## start Record set
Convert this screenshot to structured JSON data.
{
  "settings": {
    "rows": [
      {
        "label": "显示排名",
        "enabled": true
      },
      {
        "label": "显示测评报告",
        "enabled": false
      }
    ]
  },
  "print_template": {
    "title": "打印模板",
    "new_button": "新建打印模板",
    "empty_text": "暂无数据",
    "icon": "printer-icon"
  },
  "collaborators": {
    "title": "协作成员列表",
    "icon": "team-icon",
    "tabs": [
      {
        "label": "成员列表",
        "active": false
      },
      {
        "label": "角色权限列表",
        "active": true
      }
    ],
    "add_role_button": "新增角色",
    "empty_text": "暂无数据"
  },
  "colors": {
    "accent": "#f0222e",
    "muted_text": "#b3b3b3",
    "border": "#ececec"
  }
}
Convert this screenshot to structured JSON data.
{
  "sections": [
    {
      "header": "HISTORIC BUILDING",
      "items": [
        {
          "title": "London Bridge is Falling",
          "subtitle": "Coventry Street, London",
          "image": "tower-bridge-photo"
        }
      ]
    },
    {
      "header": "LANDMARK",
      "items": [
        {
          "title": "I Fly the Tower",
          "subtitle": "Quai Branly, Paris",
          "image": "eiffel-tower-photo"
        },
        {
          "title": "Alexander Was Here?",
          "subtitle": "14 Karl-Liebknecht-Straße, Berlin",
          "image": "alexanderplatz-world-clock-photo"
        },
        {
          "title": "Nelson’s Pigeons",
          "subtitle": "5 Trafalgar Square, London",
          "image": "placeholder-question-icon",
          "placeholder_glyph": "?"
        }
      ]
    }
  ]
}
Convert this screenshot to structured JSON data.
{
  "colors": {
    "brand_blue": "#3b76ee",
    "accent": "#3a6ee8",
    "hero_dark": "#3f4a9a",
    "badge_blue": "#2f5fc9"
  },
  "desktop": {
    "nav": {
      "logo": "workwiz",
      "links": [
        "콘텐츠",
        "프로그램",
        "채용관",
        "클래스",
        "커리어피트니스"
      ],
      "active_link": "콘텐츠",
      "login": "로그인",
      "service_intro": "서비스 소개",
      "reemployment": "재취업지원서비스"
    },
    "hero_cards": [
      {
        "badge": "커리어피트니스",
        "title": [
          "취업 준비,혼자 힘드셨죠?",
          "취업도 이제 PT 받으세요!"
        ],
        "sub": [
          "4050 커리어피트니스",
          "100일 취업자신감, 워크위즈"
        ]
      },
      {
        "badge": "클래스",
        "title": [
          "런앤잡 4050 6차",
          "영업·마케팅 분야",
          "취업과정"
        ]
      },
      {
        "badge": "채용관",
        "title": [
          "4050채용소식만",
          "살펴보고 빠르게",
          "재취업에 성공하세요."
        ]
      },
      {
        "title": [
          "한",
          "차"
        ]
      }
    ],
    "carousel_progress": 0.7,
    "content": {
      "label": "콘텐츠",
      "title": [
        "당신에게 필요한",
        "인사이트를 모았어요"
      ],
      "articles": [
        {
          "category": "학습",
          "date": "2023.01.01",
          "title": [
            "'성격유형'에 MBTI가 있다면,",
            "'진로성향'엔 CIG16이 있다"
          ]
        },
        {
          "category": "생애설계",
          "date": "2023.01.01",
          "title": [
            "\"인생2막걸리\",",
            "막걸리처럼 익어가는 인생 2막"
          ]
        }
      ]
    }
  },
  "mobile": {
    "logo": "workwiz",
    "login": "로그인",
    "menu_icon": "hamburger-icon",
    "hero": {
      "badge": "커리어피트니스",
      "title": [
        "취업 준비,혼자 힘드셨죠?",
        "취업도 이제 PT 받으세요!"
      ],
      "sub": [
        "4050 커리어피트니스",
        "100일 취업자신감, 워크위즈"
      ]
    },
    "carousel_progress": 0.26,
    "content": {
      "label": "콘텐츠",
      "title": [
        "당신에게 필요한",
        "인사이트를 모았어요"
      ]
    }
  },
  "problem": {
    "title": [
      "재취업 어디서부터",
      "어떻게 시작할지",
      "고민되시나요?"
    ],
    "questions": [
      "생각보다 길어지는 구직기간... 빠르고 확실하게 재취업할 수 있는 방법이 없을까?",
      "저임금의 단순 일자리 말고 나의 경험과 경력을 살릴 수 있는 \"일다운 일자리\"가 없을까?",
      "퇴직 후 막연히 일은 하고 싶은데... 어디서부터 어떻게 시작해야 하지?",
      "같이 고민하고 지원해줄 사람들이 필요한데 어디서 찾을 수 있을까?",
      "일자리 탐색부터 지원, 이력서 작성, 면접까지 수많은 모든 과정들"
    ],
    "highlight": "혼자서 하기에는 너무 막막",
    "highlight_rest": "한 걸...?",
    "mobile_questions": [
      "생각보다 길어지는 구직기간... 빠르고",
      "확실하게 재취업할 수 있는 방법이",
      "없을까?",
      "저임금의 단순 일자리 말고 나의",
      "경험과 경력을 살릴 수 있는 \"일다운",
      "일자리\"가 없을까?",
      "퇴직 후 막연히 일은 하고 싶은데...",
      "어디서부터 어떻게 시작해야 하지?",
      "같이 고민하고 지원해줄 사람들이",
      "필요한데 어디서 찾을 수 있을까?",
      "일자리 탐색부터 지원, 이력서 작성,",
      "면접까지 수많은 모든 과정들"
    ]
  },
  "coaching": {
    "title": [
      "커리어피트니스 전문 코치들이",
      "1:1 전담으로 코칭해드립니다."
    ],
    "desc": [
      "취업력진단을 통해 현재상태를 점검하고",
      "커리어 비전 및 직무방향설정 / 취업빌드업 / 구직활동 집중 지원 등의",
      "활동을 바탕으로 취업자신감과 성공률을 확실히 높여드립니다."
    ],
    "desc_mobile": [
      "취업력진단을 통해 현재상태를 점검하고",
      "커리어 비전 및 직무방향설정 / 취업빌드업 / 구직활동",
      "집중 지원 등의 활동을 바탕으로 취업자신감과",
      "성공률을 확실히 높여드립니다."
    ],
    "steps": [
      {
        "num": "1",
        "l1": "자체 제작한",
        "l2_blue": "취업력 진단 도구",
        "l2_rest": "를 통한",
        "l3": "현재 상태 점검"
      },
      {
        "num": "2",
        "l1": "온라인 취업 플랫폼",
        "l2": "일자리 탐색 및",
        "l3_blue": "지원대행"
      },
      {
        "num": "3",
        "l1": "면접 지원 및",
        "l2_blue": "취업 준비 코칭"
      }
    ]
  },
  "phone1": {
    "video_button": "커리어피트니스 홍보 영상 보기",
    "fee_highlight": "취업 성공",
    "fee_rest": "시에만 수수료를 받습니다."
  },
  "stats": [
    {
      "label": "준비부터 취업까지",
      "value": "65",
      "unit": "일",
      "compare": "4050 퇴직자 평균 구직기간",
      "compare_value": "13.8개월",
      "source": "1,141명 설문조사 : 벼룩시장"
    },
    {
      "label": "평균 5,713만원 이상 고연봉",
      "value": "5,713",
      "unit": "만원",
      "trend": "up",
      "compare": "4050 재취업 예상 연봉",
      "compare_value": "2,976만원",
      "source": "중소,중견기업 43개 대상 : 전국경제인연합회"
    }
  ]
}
## end Record set
Read the entries and show each line that mentions "길어지는".

Reply
      "생각보다 길어지는 구직기간... 빠르고 확실하게 재취업할 수 있는 방법이 없을까?",
      "생각보다 길어지는 구직기간... 빠르고",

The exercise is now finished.